> YOUR GOAL
Scan the material and copy every line in which "чтобы" appears.

> PROVIDED RECORDS
=-=-=-=-=
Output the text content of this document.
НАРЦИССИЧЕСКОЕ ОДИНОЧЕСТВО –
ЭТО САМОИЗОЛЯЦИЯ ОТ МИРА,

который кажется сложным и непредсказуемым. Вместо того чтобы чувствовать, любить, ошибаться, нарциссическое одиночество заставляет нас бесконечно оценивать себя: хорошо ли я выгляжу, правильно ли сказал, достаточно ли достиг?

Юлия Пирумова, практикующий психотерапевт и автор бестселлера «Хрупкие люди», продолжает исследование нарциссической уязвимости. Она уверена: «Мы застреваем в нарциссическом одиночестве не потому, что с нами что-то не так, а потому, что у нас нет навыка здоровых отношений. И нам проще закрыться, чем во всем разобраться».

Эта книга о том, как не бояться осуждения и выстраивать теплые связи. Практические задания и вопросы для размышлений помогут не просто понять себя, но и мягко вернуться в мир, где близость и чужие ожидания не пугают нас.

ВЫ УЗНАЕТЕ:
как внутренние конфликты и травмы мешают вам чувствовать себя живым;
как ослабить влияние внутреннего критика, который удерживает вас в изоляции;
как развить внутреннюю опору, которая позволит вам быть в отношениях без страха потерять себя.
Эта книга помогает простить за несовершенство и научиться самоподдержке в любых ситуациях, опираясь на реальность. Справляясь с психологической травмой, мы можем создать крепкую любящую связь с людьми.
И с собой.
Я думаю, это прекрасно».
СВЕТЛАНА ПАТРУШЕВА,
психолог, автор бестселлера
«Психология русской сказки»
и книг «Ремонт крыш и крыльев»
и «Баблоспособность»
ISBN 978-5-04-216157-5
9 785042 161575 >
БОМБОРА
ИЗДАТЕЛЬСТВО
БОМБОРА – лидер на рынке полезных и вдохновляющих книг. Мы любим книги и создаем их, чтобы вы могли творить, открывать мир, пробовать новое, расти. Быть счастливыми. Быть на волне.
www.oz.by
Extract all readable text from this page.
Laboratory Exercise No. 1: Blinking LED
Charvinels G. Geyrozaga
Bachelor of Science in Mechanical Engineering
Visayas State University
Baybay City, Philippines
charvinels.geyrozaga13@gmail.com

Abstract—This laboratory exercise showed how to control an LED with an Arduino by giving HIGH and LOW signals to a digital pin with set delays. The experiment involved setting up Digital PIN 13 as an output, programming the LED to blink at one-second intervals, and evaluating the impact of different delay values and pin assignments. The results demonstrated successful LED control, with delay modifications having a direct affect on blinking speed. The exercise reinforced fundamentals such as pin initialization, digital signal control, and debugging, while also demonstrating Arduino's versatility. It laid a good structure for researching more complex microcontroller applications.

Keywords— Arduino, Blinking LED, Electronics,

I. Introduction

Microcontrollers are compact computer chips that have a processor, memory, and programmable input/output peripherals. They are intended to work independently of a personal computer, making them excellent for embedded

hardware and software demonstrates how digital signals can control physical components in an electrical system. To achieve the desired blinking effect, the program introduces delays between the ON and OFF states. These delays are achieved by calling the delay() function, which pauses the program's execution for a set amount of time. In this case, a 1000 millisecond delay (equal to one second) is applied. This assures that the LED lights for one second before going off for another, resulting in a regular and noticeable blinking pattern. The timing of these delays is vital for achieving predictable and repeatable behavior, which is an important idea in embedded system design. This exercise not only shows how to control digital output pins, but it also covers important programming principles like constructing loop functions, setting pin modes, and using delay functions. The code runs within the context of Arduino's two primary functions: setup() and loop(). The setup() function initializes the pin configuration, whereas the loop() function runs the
=-=-=-=-=
> TASK SOLUTION
который кажется сложным и непредсказуемым. Вместо того чтобы чувствовать, любить, ошибаться, нарциссическое одиночество заставляет нас бесконечно оценивать себя: хорошо ли я выгляжу, правильно ли сказал, достаточно ли достиг?
БОМБОРА – лидер на рынке полезных и вдохновляющих книг. Мы любим книги и создаем их, чтобы вы могли творить, открывать мир, пробовать новое, расти. Быть счастливыми. Быть на волне.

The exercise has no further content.